(Saved data entries)
====

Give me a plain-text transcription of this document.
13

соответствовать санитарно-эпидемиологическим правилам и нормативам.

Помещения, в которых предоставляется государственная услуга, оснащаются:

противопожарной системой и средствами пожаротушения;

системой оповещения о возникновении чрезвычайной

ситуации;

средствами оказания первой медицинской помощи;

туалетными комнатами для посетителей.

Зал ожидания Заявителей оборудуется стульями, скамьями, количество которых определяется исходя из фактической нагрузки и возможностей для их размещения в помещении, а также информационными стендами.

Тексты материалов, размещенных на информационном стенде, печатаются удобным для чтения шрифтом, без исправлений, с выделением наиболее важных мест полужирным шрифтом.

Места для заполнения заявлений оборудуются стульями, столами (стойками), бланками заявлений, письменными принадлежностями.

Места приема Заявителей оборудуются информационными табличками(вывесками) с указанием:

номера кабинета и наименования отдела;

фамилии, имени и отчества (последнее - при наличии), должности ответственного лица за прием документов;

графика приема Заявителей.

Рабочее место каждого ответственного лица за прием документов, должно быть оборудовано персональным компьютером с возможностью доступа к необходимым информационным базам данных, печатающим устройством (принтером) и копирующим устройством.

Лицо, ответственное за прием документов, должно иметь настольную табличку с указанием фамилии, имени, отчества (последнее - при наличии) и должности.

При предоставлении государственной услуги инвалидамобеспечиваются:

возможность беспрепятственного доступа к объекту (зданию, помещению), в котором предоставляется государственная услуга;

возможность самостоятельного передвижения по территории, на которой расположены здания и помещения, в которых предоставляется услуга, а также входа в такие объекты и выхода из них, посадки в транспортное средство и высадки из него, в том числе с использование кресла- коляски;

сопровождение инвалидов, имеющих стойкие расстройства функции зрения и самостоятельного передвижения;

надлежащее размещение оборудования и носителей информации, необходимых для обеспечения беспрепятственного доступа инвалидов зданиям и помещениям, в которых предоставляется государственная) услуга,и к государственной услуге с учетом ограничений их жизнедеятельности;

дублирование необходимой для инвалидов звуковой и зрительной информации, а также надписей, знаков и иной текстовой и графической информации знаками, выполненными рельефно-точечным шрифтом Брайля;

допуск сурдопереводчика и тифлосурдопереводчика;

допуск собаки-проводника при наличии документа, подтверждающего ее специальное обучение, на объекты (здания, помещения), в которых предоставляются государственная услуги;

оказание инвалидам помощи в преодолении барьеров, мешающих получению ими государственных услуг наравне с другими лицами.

====

* _EXERCISE_
Output the full listing exactly as it stands.

* _ANSWER FOR THE TASK_
Give me a plain-text transcription of this document.
13

соответствовать санитарно-эпидемиологическим правилам и нормативам.

Помещения, в которых предоставляется государственная услуга, оснащаются:

противопожарной системой и средствами пожаротушения;

системой оповещения о возникновении чрезвычайной

ситуации;

средствами оказания первой медицинской помощи;

туалетными комнатами для посетителей.

Зал ожидания Заявителей оборудуется стульями, скамьями, количество которых определяется исходя из фактической нагрузки и возможностей для их размещения в помещении, а также информационными стендами.

Тексты материалов, размещенных на информационном стенде, печатаются удобным для чтения шрифтом, без исправлений, с выделением наиболее важных мест полужирным шрифтом.

Места для заполнения заявлений оборудуются стульями, столами (стойками), бланками заявлений, письменными принадлежностями.

Места приема Заявителей оборудуются информационными табличками(вывесками) с указанием:

номера кабинета и наименования отдела;

фамилии, имени и отчества (последнее - при наличии), должности ответственного лица за прием документов;

графика приема Заявителей.

Рабочее место каждого ответственного лица за прием документов, должно быть оборудовано персональным компьютером с возможностью доступа к необходимым информационным базам данных, печатающим устройством (принтером) и копирующим устройством.

Лицо, ответственное за прием документов, должно иметь настольную табличку с указанием фамилии, имени, отчества (последнее - при наличии) и должности.

При предоставлении государственной услуги инвалидамобеспечиваются:

возможность беспрепятственного доступа к объекту (зданию, помещению), в котором предоставляется государственная услуга;

возможность самостоятельного передвижения по территории, на которой расположены здания и помещения, в которых предоставляется услуга, а также входа в такие объекты и выхода из них, посадки в транспортное средство и высадки из него, в том числе с использование кресла- коляски;

сопровождение инвалидов, имеющих стойкие расстройства функции зрения и самостоятельного передвижения;

надлежащее размещение оборудования и носителей информации, необходимых для обеспечения беспрепятственного доступа инвалидов зданиям и помещениям, в которых предоставляется государственная) услуга,и к государственной услуге с учетом ограничений их жизнедеятельности;

дублирование необходимой для инвалидов звуковой и зрительной информации, а также надписей, знаков и иной текстовой и графической информации знаками, выполненными рельефно-точечным шрифтом Брайля;

допуск сурдопереводчика и тифлосурдопереводчика;

допуск собаки-проводника при наличии документа, подтверждающего ее специальное обучение, на объекты (здания, помещения), в которых предоставляются государственная услуги;

оказание инвалидам помощи в преодолении барьеров, мешающих получению ими государственных услуг наравне с другими лицами.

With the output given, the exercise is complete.